_Stored data_
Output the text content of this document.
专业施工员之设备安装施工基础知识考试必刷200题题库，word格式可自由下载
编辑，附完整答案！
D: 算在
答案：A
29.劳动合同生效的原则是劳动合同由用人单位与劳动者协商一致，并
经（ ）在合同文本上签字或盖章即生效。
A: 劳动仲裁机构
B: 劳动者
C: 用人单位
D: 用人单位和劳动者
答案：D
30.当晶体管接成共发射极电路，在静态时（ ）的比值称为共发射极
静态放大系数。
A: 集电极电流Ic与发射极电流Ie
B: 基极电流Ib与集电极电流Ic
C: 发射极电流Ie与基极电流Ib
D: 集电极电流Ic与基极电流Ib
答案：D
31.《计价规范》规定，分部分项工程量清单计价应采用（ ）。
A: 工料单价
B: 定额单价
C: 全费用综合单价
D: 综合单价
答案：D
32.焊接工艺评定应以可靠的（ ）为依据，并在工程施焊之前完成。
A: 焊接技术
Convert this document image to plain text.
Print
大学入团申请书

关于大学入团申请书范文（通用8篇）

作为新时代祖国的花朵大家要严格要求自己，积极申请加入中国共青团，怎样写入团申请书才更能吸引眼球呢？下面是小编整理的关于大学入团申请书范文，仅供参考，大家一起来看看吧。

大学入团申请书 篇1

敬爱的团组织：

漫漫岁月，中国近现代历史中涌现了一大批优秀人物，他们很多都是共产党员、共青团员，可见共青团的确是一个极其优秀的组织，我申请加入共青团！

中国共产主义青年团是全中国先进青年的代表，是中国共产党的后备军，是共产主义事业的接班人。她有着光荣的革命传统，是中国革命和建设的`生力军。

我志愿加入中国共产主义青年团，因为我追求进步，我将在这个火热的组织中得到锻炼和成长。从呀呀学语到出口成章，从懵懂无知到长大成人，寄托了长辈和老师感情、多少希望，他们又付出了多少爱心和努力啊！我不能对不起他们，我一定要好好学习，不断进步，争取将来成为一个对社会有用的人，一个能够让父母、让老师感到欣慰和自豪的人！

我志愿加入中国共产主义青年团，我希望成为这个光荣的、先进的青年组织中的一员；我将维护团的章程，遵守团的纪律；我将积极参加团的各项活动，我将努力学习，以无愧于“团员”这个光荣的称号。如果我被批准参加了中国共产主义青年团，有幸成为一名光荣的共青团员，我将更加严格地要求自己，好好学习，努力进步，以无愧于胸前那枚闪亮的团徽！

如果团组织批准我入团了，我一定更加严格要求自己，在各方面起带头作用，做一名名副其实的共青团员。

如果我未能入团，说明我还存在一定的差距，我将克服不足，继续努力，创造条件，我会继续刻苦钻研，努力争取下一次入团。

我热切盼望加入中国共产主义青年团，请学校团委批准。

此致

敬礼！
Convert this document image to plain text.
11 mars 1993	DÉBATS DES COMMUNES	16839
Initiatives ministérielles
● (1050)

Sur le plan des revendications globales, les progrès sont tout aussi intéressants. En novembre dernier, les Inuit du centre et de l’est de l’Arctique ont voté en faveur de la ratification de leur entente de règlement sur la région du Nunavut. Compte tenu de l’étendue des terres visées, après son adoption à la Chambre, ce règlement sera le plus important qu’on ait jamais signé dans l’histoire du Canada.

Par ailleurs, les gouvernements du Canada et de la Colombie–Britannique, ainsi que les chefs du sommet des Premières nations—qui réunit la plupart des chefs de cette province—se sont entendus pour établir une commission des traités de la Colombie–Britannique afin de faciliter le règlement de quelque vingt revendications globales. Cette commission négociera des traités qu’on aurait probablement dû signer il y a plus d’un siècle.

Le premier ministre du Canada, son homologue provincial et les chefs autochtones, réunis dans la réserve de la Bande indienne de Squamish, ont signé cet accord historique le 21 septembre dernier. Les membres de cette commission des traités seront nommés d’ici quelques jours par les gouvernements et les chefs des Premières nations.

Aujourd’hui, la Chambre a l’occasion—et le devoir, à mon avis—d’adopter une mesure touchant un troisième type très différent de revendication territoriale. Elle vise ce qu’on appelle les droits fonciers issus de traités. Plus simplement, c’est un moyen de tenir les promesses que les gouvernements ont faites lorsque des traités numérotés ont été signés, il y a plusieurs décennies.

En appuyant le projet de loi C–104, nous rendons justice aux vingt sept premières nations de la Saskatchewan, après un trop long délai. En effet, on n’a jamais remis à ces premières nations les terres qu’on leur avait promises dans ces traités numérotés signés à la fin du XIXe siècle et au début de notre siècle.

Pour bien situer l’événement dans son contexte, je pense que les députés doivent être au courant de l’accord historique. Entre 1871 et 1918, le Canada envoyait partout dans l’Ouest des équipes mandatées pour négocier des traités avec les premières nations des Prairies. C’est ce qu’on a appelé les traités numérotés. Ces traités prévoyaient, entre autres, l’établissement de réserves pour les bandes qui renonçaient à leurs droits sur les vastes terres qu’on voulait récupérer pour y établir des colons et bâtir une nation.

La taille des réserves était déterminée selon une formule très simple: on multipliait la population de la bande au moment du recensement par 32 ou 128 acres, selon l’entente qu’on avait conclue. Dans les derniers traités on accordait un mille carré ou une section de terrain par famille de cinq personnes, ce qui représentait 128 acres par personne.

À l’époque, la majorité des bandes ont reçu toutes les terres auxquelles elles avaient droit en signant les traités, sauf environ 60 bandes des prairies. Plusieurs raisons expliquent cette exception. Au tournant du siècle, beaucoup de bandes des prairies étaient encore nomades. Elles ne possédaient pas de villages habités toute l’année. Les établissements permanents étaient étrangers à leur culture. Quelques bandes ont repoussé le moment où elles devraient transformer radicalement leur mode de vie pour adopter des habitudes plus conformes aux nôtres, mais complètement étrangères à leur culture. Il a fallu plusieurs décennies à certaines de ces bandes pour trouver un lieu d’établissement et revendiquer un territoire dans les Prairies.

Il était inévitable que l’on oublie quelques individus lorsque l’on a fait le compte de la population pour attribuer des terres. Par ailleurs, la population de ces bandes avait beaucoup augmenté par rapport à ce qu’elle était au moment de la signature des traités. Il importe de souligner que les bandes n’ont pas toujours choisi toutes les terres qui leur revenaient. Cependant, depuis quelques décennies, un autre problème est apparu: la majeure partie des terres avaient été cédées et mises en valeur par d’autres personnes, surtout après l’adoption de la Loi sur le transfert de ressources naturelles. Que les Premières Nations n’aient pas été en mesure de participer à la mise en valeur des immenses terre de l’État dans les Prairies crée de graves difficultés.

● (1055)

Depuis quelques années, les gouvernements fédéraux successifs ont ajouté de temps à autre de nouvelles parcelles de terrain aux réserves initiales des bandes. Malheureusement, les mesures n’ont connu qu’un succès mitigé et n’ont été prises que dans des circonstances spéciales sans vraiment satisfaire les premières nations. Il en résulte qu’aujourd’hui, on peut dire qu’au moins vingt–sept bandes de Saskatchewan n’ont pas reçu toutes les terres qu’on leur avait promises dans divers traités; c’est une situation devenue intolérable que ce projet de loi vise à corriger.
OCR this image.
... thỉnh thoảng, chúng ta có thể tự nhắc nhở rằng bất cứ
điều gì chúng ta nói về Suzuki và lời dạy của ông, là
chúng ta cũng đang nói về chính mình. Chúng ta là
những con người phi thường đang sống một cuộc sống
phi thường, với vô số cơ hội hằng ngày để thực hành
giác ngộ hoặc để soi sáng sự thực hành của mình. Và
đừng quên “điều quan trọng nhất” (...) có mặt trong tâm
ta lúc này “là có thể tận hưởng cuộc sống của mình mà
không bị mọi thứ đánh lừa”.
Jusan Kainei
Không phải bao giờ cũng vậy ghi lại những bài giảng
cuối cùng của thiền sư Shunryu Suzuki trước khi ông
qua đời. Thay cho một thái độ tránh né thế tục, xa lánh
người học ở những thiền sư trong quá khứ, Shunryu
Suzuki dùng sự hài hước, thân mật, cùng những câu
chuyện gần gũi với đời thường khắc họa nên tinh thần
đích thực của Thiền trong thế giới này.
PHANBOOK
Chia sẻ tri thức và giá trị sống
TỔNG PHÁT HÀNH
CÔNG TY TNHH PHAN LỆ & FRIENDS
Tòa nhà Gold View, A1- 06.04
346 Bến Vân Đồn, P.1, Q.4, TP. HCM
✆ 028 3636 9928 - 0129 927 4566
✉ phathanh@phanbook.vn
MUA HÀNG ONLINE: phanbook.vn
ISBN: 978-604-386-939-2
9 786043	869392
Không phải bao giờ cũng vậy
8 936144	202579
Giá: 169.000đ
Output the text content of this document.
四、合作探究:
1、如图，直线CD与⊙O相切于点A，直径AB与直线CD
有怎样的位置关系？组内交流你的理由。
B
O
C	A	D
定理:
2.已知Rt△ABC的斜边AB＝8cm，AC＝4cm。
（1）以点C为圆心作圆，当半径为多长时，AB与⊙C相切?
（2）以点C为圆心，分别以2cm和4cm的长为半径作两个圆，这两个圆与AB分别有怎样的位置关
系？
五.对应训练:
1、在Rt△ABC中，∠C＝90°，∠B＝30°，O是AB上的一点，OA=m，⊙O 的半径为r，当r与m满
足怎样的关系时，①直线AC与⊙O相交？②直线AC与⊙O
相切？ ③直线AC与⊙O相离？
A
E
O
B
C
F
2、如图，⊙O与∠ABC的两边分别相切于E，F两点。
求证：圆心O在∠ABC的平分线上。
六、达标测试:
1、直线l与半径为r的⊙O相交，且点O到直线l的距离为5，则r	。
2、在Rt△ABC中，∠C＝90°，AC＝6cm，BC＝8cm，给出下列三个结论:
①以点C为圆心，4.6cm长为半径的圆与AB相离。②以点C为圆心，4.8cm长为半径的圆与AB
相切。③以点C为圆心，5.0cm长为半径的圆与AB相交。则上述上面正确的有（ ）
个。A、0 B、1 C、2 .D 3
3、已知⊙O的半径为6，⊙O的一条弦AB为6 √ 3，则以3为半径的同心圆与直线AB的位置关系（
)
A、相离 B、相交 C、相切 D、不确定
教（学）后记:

_Task requirements_
Pull out every line in the data above that has the word "điều".

_Task response_
điều gì chúng ta nói về Suzuki và lời dạy của ông, là
đừng quên “điều quan trọng nhất” (...) có mặt trong tâm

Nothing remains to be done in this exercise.